What needs to be done:
Each line of the material below that holds the word "label" needs to be copied.

## BEGIN Supplied material

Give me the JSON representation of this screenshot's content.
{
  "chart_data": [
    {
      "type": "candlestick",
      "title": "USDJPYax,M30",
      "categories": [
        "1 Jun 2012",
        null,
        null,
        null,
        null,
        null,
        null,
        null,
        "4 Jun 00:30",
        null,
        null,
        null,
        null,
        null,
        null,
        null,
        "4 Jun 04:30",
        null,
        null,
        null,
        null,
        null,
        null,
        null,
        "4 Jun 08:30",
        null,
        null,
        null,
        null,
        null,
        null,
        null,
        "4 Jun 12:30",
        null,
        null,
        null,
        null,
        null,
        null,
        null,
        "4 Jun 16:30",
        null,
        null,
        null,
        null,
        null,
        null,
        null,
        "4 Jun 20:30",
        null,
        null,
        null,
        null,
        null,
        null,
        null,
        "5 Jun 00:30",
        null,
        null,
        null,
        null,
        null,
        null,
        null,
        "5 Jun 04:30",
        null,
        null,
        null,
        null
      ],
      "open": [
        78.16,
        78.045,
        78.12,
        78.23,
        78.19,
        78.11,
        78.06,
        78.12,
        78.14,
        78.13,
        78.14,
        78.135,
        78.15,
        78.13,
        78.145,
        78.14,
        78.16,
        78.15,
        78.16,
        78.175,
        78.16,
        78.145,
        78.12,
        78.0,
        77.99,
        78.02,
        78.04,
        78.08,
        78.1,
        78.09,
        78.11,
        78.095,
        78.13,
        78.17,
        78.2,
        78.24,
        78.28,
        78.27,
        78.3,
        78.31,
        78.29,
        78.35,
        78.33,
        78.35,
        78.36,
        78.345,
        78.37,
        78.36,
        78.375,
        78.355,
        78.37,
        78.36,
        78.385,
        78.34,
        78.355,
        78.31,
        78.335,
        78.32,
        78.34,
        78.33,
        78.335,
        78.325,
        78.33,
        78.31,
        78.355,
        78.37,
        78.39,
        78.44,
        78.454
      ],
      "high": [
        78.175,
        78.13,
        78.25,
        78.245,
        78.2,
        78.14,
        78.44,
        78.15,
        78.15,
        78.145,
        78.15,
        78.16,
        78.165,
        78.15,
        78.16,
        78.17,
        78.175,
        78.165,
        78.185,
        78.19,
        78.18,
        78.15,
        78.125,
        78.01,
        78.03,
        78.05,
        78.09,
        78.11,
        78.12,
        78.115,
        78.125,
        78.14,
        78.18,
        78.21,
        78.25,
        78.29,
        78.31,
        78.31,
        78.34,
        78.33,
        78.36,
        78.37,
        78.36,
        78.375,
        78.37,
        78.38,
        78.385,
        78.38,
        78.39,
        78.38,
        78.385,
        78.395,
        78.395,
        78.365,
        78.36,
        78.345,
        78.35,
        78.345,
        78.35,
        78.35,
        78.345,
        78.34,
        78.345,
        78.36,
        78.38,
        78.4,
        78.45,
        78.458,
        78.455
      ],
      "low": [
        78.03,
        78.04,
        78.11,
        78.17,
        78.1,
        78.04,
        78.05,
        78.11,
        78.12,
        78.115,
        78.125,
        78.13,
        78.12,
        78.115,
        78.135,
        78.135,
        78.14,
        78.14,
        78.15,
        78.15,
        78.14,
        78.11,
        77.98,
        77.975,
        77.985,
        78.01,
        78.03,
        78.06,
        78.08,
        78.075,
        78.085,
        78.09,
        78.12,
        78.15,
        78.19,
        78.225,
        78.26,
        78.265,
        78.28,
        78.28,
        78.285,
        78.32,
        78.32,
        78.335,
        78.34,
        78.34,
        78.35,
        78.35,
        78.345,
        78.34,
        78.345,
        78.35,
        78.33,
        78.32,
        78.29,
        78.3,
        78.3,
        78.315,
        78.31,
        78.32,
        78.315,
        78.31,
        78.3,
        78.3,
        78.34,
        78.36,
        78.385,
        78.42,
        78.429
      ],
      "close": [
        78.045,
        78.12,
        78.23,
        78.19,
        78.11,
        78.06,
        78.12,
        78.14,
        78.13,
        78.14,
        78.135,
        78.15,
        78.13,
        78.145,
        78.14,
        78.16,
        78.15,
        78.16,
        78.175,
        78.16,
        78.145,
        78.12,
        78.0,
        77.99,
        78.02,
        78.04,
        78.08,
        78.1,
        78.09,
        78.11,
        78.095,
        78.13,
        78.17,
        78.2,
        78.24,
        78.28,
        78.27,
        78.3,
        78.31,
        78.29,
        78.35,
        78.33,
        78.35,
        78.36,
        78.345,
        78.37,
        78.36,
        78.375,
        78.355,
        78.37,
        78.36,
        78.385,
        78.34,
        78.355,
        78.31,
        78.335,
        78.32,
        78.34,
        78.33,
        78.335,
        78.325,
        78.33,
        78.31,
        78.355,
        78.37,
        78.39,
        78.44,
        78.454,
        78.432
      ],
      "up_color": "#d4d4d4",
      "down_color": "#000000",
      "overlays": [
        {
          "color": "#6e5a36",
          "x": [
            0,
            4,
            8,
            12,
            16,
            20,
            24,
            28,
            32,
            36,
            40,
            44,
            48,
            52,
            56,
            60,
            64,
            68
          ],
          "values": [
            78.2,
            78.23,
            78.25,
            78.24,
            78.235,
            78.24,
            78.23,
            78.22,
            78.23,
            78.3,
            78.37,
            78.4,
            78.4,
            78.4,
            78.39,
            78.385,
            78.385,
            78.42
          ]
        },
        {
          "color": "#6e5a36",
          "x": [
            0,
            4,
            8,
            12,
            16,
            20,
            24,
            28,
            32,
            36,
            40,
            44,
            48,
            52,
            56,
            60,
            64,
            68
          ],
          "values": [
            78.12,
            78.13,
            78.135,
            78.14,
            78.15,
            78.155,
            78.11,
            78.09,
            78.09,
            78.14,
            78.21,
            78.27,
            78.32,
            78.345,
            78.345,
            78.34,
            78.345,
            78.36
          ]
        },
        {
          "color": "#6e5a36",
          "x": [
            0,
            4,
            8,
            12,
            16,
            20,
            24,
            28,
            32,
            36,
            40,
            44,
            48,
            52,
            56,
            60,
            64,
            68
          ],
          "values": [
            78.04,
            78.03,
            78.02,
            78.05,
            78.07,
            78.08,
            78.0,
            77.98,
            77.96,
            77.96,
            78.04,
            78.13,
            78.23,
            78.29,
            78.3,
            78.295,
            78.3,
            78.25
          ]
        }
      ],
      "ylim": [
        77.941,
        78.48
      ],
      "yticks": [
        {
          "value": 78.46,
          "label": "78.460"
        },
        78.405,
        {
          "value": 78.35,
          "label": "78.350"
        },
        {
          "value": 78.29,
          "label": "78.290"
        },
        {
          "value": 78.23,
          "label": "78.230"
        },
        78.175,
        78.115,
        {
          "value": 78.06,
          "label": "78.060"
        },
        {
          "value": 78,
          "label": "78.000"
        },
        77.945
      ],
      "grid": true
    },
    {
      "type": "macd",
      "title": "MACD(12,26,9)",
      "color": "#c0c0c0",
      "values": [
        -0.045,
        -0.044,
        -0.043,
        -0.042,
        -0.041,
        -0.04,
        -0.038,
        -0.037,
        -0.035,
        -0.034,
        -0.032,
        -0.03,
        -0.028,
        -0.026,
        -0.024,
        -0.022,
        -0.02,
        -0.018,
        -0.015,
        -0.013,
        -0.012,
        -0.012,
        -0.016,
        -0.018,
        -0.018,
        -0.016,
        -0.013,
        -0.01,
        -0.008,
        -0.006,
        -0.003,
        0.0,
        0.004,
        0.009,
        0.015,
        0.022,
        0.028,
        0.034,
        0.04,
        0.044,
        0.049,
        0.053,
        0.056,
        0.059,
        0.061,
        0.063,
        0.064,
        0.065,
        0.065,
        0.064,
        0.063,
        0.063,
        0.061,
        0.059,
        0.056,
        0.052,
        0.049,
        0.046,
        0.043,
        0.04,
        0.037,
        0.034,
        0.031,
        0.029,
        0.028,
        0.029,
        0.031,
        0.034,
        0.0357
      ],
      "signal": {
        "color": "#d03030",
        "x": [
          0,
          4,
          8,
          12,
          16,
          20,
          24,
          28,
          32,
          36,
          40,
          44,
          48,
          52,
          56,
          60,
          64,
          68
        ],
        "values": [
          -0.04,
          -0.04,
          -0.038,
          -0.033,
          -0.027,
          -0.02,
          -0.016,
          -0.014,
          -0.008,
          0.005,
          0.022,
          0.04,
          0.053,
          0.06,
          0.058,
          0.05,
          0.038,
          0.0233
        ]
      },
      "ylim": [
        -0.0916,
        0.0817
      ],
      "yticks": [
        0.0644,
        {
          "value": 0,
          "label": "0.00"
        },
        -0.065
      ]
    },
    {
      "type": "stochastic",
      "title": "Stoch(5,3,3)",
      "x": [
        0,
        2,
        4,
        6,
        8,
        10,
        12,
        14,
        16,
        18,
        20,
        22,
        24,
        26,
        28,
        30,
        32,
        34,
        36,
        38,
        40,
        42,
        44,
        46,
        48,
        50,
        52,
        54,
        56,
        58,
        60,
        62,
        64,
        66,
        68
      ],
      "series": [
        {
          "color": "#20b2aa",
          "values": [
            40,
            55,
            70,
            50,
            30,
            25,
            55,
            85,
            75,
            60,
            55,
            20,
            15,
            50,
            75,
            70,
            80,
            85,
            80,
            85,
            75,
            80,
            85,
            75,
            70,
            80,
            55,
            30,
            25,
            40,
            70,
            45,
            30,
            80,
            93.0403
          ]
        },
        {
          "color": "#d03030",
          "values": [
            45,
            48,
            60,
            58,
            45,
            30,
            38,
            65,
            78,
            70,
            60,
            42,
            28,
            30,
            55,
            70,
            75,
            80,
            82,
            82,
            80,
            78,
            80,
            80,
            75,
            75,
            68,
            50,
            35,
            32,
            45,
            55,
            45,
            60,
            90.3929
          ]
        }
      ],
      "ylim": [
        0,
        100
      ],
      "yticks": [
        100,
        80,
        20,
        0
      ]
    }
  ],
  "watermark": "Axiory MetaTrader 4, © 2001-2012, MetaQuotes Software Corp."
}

## END Supplied material

Solved exercise:
          "label": "78.460"
          "label": "78.350"
          "label": "78.290"
          "label": "78.230"
          "label": "78.060"
          "label": "78.000"
          "label": "0.00"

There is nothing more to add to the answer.